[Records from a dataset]
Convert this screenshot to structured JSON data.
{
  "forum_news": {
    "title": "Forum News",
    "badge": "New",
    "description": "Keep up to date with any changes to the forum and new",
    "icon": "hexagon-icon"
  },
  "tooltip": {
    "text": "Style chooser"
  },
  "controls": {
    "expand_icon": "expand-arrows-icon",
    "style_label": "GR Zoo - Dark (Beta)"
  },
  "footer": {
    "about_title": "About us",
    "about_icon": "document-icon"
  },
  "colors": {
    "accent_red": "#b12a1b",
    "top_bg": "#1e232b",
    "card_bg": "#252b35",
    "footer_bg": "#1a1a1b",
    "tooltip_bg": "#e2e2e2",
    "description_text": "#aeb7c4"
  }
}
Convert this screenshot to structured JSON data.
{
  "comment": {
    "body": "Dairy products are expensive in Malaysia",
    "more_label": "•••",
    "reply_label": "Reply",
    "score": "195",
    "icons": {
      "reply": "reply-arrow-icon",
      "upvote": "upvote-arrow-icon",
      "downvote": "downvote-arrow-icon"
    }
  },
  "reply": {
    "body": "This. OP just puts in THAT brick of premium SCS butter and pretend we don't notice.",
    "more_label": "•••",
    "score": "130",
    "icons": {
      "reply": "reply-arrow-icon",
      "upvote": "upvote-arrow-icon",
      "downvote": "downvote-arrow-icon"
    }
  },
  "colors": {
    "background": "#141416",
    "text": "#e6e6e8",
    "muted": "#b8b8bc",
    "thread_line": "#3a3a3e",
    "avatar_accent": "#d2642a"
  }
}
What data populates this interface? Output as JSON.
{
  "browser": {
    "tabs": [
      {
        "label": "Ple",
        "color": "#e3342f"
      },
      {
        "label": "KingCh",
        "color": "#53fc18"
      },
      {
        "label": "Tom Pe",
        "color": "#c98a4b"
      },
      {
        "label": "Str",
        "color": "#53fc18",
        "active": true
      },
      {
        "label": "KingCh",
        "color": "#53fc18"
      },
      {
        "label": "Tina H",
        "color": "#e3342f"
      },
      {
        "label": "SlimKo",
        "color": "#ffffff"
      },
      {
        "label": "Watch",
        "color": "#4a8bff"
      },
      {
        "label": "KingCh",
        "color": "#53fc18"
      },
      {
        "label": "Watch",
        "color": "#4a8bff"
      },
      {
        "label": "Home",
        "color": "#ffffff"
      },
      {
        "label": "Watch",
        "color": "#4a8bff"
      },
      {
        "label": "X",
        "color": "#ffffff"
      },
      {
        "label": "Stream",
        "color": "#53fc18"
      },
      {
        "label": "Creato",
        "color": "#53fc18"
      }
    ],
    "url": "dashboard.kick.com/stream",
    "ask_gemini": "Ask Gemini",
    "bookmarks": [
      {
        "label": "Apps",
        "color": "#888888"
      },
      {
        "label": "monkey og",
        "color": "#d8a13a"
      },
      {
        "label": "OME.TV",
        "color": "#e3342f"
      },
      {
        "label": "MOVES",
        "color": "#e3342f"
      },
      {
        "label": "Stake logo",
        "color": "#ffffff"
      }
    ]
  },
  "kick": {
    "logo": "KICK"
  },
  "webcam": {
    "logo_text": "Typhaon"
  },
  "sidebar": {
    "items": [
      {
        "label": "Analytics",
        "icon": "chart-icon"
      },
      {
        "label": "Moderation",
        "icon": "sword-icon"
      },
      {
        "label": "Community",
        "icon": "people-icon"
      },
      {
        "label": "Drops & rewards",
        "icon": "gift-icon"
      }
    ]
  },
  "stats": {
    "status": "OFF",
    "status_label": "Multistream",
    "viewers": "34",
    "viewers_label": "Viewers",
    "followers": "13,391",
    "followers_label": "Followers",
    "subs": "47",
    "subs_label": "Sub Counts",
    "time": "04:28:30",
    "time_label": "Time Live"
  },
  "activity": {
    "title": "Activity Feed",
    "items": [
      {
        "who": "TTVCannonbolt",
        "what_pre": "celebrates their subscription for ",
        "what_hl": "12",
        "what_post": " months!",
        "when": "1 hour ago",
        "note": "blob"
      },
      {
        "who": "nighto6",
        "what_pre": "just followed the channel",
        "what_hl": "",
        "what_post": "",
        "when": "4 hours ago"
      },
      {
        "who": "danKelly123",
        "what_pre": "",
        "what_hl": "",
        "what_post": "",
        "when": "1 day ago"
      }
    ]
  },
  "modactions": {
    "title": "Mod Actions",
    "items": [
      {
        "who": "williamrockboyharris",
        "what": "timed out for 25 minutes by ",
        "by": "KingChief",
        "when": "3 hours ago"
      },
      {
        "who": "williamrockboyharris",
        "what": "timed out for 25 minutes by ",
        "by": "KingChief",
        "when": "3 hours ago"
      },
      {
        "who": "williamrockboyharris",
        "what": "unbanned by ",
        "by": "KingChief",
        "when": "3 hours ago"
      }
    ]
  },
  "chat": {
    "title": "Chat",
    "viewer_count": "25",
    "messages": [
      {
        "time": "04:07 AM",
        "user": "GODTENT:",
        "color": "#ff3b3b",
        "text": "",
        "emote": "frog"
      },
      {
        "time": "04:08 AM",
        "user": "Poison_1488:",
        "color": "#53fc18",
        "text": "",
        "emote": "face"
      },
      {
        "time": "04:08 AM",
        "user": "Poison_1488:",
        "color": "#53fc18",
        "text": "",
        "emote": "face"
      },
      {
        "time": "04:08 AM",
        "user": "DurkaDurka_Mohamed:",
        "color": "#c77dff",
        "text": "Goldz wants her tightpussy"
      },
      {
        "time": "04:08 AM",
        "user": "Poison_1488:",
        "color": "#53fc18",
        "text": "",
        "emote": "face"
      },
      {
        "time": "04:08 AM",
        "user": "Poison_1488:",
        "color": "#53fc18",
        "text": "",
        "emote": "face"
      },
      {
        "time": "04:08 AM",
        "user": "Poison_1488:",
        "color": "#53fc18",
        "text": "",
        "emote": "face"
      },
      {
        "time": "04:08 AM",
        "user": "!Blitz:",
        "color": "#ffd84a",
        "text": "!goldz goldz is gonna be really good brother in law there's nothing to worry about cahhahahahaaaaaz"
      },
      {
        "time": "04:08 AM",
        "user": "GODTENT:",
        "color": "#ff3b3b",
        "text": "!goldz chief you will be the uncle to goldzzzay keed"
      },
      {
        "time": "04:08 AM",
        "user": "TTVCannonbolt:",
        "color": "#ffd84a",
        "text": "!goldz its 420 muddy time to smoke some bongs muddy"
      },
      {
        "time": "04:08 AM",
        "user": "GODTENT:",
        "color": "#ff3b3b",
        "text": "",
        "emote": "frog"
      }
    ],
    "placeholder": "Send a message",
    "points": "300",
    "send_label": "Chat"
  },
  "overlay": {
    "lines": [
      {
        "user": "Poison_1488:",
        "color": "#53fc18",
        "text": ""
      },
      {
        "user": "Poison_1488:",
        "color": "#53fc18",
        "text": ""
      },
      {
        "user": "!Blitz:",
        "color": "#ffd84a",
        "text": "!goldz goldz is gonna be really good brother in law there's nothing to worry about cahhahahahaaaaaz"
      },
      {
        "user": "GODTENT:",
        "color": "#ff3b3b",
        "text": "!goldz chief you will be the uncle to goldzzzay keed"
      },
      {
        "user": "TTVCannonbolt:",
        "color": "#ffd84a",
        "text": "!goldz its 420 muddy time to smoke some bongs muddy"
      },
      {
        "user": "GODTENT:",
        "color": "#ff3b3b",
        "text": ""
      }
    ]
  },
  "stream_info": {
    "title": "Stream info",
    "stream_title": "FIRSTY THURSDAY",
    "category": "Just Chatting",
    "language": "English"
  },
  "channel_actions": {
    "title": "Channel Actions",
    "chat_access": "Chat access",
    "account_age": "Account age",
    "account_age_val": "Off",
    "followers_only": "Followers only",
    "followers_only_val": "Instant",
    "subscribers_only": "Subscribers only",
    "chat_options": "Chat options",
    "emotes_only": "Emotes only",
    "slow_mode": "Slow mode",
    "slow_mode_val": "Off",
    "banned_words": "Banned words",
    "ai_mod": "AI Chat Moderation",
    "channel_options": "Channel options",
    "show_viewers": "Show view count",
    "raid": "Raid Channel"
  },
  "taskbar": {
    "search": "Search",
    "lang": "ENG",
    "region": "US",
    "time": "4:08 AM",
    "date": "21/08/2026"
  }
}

# [THE EXERCISE]
State the count of lines holding the string "body" in the listing above, and nothing else.

# [WRITTEN SOLUTION]
2